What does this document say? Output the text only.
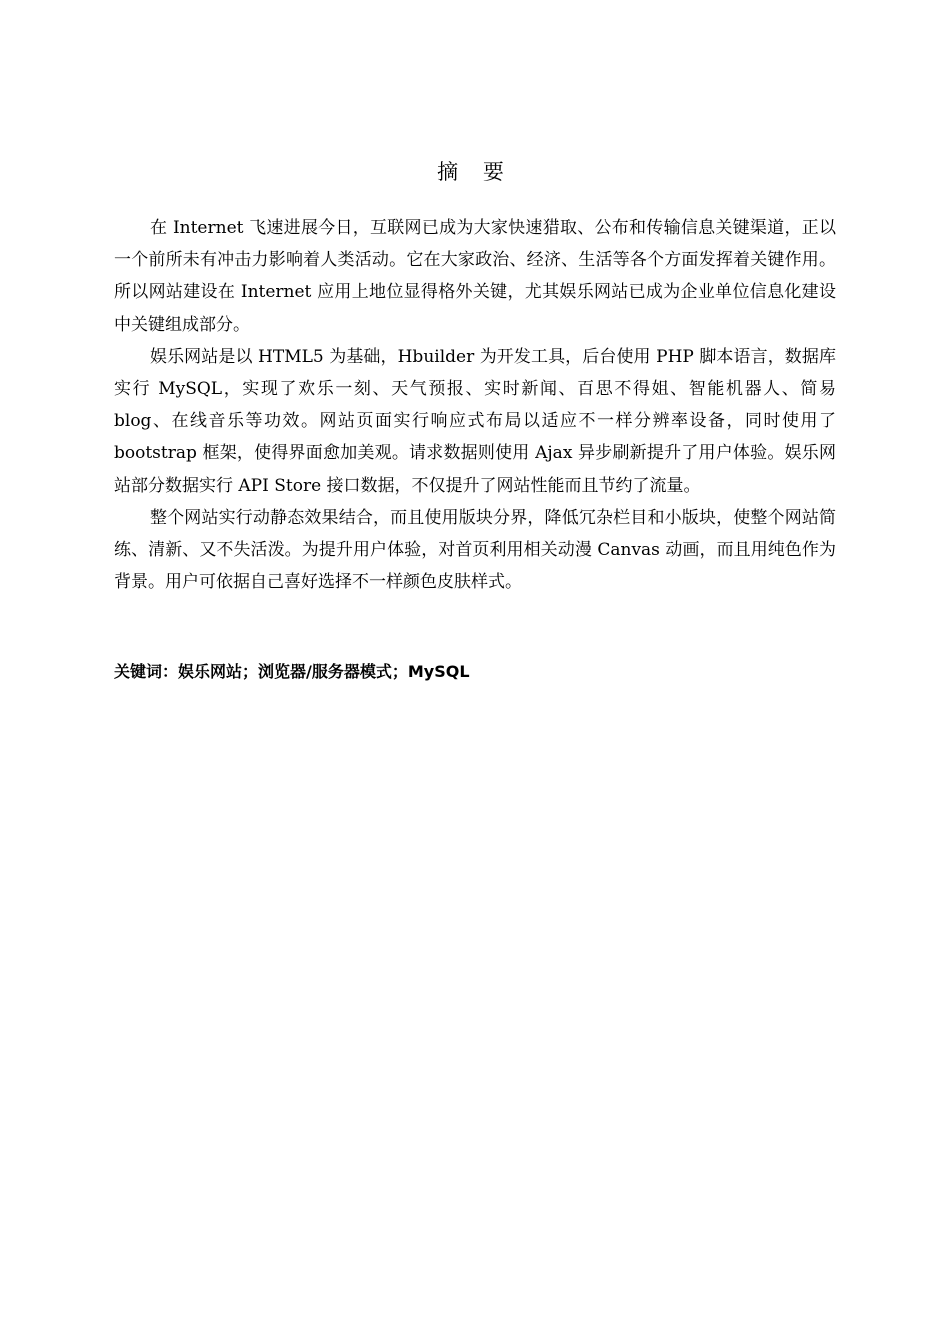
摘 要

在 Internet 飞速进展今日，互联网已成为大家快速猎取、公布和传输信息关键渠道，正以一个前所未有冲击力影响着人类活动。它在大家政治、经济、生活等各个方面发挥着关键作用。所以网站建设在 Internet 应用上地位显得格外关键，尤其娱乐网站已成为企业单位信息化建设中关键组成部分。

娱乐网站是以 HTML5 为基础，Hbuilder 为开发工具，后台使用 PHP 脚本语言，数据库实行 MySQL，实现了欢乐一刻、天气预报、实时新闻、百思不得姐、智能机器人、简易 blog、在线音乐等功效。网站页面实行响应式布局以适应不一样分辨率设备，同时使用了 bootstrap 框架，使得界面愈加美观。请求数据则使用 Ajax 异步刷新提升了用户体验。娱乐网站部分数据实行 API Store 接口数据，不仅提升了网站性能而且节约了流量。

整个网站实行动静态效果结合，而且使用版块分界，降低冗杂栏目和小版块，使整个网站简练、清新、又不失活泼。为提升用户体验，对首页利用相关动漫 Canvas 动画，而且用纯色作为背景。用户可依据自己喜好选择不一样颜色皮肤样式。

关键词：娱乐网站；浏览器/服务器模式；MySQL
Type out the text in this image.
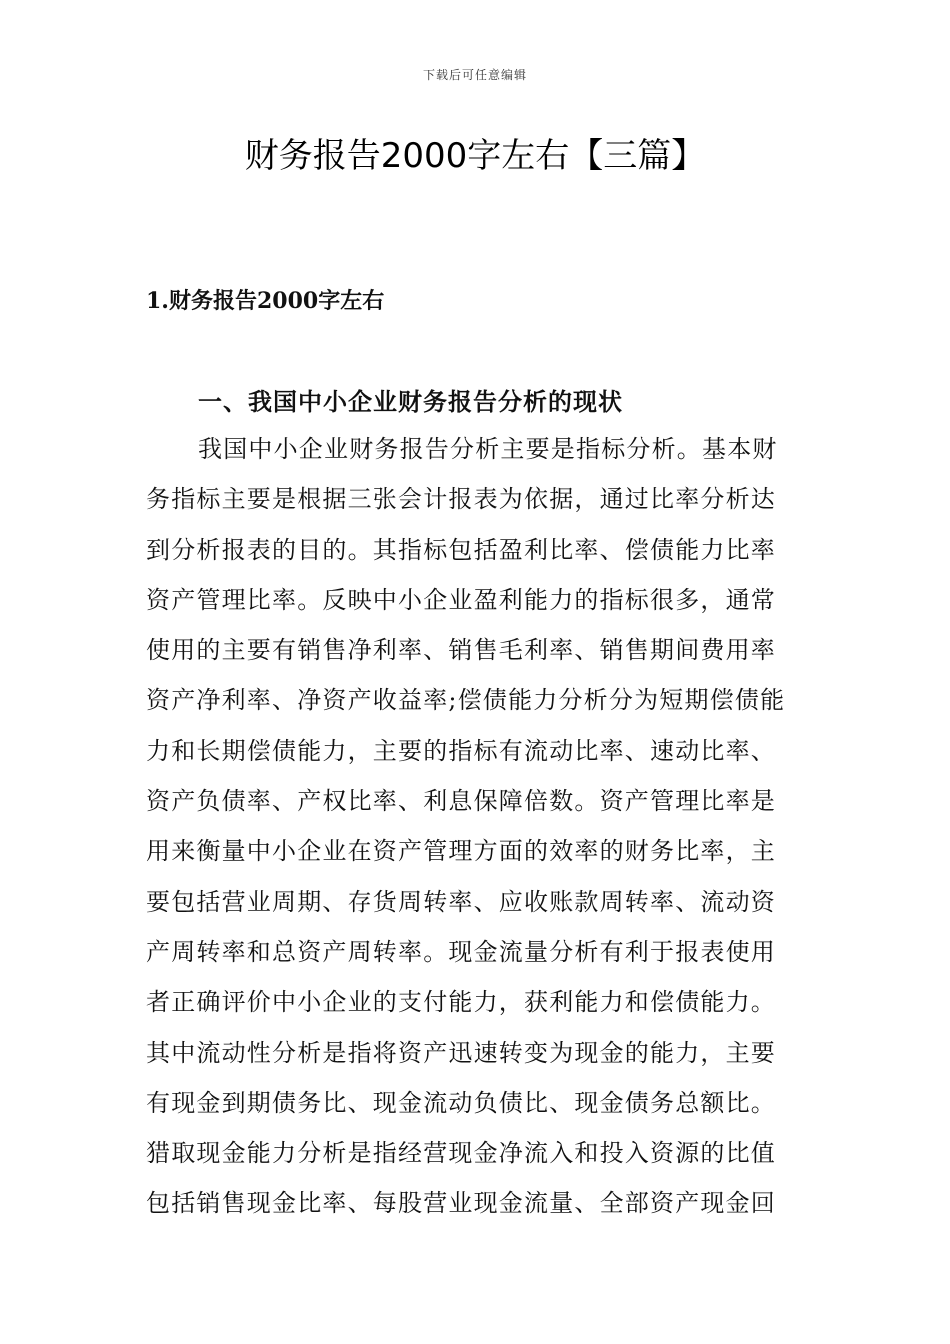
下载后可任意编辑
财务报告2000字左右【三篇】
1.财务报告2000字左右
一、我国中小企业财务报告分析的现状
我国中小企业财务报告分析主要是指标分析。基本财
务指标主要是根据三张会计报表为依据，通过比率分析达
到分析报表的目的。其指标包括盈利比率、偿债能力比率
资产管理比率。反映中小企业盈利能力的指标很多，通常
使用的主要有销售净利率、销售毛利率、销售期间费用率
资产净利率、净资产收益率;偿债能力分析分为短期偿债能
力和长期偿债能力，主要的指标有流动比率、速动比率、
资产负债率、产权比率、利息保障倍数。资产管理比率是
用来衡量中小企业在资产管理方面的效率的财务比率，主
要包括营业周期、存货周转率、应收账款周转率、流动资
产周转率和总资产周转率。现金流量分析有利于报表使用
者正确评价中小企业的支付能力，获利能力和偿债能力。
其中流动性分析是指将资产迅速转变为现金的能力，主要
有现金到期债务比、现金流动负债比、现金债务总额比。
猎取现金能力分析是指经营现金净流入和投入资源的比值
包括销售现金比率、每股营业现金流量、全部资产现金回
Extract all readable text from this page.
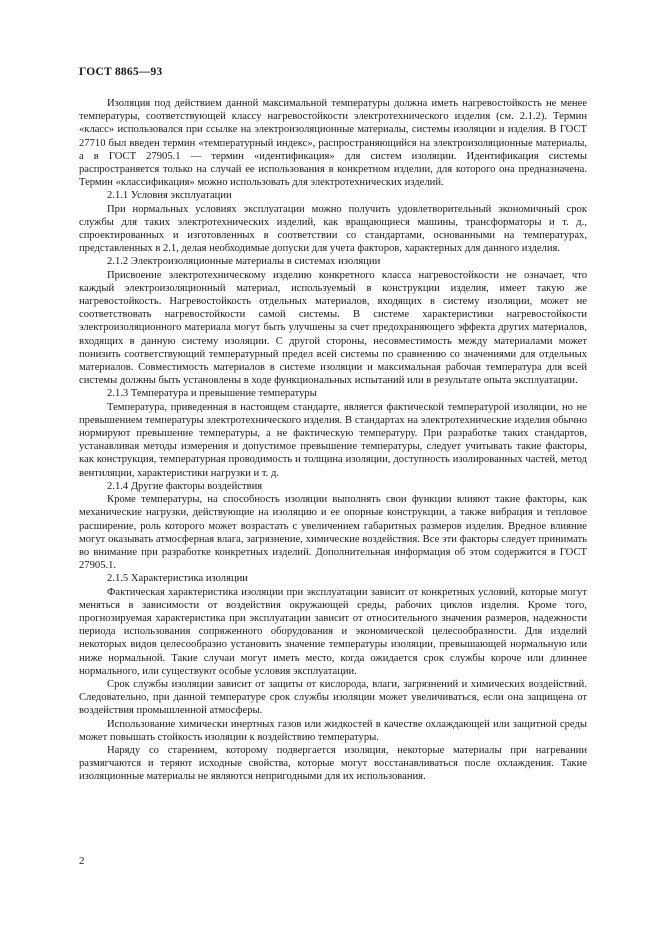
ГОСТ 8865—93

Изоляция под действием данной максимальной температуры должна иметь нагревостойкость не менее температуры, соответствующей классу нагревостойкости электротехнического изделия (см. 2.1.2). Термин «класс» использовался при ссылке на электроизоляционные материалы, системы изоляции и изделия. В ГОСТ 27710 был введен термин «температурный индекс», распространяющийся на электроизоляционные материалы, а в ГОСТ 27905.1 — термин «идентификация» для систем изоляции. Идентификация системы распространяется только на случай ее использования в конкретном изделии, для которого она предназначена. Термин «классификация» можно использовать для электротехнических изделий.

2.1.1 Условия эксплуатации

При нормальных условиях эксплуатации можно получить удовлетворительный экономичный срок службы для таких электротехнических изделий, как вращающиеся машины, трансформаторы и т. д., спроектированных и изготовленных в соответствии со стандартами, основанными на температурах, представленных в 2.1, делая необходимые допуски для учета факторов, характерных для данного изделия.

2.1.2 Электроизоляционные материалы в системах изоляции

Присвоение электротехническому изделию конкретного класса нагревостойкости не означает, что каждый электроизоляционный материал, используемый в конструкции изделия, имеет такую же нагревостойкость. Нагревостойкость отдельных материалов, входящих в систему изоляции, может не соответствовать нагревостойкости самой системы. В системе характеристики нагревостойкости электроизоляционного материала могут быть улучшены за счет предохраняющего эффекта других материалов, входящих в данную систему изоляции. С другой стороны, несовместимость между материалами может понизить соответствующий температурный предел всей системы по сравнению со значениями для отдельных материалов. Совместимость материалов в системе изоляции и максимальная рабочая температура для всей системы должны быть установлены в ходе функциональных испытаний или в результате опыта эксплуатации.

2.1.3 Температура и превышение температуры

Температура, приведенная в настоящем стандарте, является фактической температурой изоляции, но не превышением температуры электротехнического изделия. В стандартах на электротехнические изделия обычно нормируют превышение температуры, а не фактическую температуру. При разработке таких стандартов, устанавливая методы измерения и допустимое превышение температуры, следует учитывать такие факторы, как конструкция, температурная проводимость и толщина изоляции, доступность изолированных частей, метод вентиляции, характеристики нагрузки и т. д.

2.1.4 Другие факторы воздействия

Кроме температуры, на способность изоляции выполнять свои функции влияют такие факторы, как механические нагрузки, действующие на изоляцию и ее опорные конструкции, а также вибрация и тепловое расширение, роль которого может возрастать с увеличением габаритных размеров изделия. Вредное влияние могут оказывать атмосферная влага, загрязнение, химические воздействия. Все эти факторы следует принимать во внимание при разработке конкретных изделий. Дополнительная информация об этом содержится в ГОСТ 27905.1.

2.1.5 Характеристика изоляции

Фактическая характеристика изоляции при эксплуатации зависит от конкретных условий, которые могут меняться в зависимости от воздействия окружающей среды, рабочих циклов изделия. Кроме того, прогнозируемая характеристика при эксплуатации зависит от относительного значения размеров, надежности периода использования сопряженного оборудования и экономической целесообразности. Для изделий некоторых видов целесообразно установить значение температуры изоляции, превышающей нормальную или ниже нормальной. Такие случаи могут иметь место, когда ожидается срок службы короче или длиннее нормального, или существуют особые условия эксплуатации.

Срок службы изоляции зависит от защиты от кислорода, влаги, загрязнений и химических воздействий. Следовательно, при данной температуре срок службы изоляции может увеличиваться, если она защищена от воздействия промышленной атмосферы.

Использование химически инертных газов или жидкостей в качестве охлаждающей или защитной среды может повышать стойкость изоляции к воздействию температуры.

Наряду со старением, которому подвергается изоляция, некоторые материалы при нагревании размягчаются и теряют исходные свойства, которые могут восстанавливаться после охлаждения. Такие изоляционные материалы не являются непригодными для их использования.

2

■ Exercise requirements: Quote the records in their entirety, keeping the wording exact and excluding pictures.

■ Exercise answer:
What does this document say? Output the text only.
摘 要

在 Internet 飞速进展今日，互联网已成为大家快速猎取、公布和传输信息关键渠道，正以一个前所未有冲击力影响着人类活动。它在大家政治、经济、生活等各个方面发挥着关键作用。所以网站建设在 Internet 应用上地位显得格外关键，尤其娱乐网站已成为企业单位信息化建设中关键组成部分。

娱乐网站是以 HTML5 为基础，Hbuilder 为开发工具，后台使用 PHP 脚本语言，数据库实行 MySQL，实现了欢乐一刻、天气预报、实时新闻、百思不得姐、智能机器人、简易 blog、在线音乐等功效。网站页面实行响应式布局以适应不一样分辨率设备，同时使用了 bootstrap 框架，使得界面愈加美观。请求数据则使用 Ajax 异步刷新提升了用户体验。娱乐网站部分数据实行 API Store 接口数据，不仅提升了网站性能而且节约了流量。

整个网站实行动静态效果结合，而且使用版块分界，降低冗杂栏目和小版块，使整个网站简练、清新、又不失活泼。为提升用户体验，对首页利用相关动漫 Canvas 动画，而且用纯色作为背景。用户可依据自己喜好选择不一样颜色皮肤样式。

关键词：娱乐网站；浏览器/服务器模式；MySQL
Type out the text in this image.
下载后可任意编辑
财务报告2000字左右【三篇】
1.财务报告2000字左右
一、我国中小企业财务报告分析的现状
我国中小企业财务报告分析主要是指标分析。基本财
务指标主要是根据三张会计报表为依据，通过比率分析达
到分析报表的目的。其指标包括盈利比率、偿债能力比率
资产管理比率。反映中小企业盈利能力的指标很多，通常
使用的主要有销售净利率、销售毛利率、销售期间费用率
资产净利率、净资产收益率;偿债能力分析分为短期偿债能
力和长期偿债能力，主要的指标有流动比率、速动比率、
资产负债率、产权比率、利息保障倍数。资产管理比率是
用来衡量中小企业在资产管理方面的效率的财务比率，主
要包括营业周期、存货周转率、应收账款周转率、流动资
产周转率和总资产周转率。现金流量分析有利于报表使用
者正确评价中小企业的支付能力，获利能力和偿债能力。
其中流动性分析是指将资产迅速转变为现金的能力，主要
有现金到期债务比、现金流动负债比、现金债务总额比。
猎取现金能力分析是指经营现金净流入和投入资源的比值
包括销售现金比率、每股营业现金流量、全部资产现金回
Extract all readable text from this page.
ГОСТ 8865—93

Изоляция под действием данной максимальной температуры должна иметь нагревостойкость не менее температуры, соответствующей классу нагревостойкости электротехнического изделия (см. 2.1.2). Термин «класс» использовался при ссылке на электроизоляционные материалы, системы изоляции и изделия. В ГОСТ 27710 был введен термин «температурный индекс», распространяющийся на электроизоляционные материалы, а в ГОСТ 27905.1 — термин «идентификация» для систем изоляции. Идентификация системы распространяется только на случай ее использования в конкретном изделии, для которого она предназначена. Термин «классификация» можно использовать для электротехнических изделий.

2.1.1 Условия эксплуатации

При нормальных условиях эксплуатации можно получить удовлетворительный экономичный срок службы для таких электротехнических изделий, как вращающиеся машины, трансформаторы и т. д., спроектированных и изготовленных в соответствии со стандартами, основанными на температурах, представленных в 2.1, делая необходимые допуски для учета факторов, характерных для данного изделия.

2.1.2 Электроизоляционные материалы в системах изоляции

Присвоение электротехническому изделию конкретного класса нагревостойкости не означает, что каждый электроизоляционный материал, используемый в конструкции изделия, имеет такую же нагревостойкость. Нагревостойкость отдельных материалов, входящих в систему изоляции, может не соответствовать нагревостойкости самой системы. В системе характеристики нагревостойкости электроизоляционного материала могут быть улучшены за счет предохраняющего эффекта других материалов, входящих в данную систему изоляции. С другой стороны, несовместимость между материалами может понизить соответствующий температурный предел всей системы по сравнению со значениями для отдельных материалов. Совместимость материалов в системе изоляции и максимальная рабочая температура для всей системы должны быть установлены в ходе функциональных испытаний или в результате опыта эксплуатации.

2.1.3 Температура и превышение температуры

Температура, приведенная в настоящем стандарте, является фактической температурой изоляции, но не превышением температуры электротехнического изделия. В стандартах на электротехнические изделия обычно нормируют превышение температуры, а не фактическую температуру. При разработке таких стандартов, устанавливая методы измерения и допустимое превышение температуры, следует учитывать такие факторы, как конструкция, температурная проводимость и толщина изоляции, доступность изолированных частей, метод вентиляции, характеристики нагрузки и т. д.

2.1.4 Другие факторы воздействия

Кроме температуры, на способность изоляции выполнять свои функции влияют такие факторы, как механические нагрузки, действующие на изоляцию и ее опорные конструкции, а также вибрация и тепловое расширение, роль которого может возрастать с увеличением габаритных размеров изделия. Вредное влияние могут оказывать атмосферная влага, загрязнение, химические воздействия. Все эти факторы следует принимать во внимание при разработке конкретных изделий. Дополнительная информация об этом содержится в ГОСТ 27905.1.

2.1.5 Характеристика изоляции

Фактическая характеристика изоляции при эксплуатации зависит от конкретных условий, которые могут меняться в зависимости от воздействия окружающей среды, рабочих циклов изделия. Кроме того, прогнозируемая характеристика при эксплуатации зависит от относительного значения размеров, надежности периода использования сопряженного оборудования и экономической целесообразности. Для изделий некоторых видов целесообразно установить значение температуры изоляции, превышающей нормальную или ниже нормальной. Такие случаи могут иметь место, когда ожидается срок службы короче или длиннее нормального, или существуют особые условия эксплуатации.

Срок службы изоляции зависит от защиты от кислорода, влаги, загрязнений и химических воздействий. Следовательно, при данной температуре срок службы изоляции может увеличиваться, если она защищена от воздействия промышленной атмосферы.

Использование химически инертных газов или жидкостей в качестве охлаждающей или защитной среды может повышать стойкость изоляции к воздействию температуры.

Наряду со старением, которому подвергается изоляция, некоторые материалы при нагревании размягчаются и теряют исходные свойства, которые могут восстанавливаться после охлаждения. Такие изоляционные материалы не являются непригодными для их использования.

2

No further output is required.